*TEXTO DE REFERENCIA*
***

Y en esta etapa me detengo. Pues, es de la que puedo dar un testimonio total: de la mano de mi abuela Margarita y de mi abuelo Ramiro, es que aprendí a amar a esta ciudad y este estado. Con ellos, conocí cada rincón posible de esta gran señora del desierto que es la capital del estado: desde Ojinaga, Madera, Bachíniva, Valle de Allende, Parral, Jiménez, Valle del Rosario, Delicias y muchos otros rincones de la enorme geografía del Chihuahua que adoptó a mi abuela, desde que llegó de El Oro, Durango; localidad que la vio nacer hace casi 94 años.
Terminada la pausa, continúo con las palabras de mi madre: “nosotros sus hijos, que ahora somos padres, siempre nos preguntamos cómo sortearon ella y mi papá, la perdida de Rossana, su tercera hija fallecida a los tres meses (un 24 de diciembre, por eso no le gustaba la navidad) y nunca lo externaron. Pero, si sabemos que fue el amor que tenían entre ellos y la presencia de dos hijos más, que los hizo retomar el camino que siguieron. Y mi mamá se encargó, de hacer de cada una de las casas en que vivimos, un hogar cálido; el lugar donde siempre había movimiento de amigos de todos y todas; donde la tarea de la escuela era prioridad, pero también las reuniones académicas o sociales siempre tuvieron espacio. Donde cada cosa tenía su lugar y no debíamos romper las reglas de colocar libros, ropa, chamarras y demás artículos en su lugar y de comernos todo sin discusión”.

***

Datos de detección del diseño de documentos
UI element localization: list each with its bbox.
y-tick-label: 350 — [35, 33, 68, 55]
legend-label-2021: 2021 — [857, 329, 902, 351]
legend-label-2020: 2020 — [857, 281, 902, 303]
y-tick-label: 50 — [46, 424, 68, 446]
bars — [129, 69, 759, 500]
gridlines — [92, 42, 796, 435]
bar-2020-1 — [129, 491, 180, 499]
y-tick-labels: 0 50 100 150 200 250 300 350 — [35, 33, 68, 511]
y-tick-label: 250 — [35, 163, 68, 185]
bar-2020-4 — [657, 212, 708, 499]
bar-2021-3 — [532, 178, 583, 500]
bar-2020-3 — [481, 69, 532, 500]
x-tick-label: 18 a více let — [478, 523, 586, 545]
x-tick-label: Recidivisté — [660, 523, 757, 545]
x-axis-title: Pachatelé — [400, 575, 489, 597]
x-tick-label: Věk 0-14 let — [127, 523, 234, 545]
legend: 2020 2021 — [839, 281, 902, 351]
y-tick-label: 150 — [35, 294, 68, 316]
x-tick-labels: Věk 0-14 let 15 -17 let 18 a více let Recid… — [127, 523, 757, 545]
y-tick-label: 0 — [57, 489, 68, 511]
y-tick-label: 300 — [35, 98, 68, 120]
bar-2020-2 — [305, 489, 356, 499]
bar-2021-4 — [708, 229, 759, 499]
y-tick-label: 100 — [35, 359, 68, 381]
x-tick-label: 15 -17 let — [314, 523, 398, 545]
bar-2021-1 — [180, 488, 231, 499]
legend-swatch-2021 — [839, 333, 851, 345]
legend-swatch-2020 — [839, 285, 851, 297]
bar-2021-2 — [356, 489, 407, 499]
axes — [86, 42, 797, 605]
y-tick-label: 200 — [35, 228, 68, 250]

***

*INSTRUCCIONES A SEGUIR*
Según el texto de referencia, ¿en qué localidad nació la abuela Margarita?

*RESPUESTA*
En El Oro, Durango.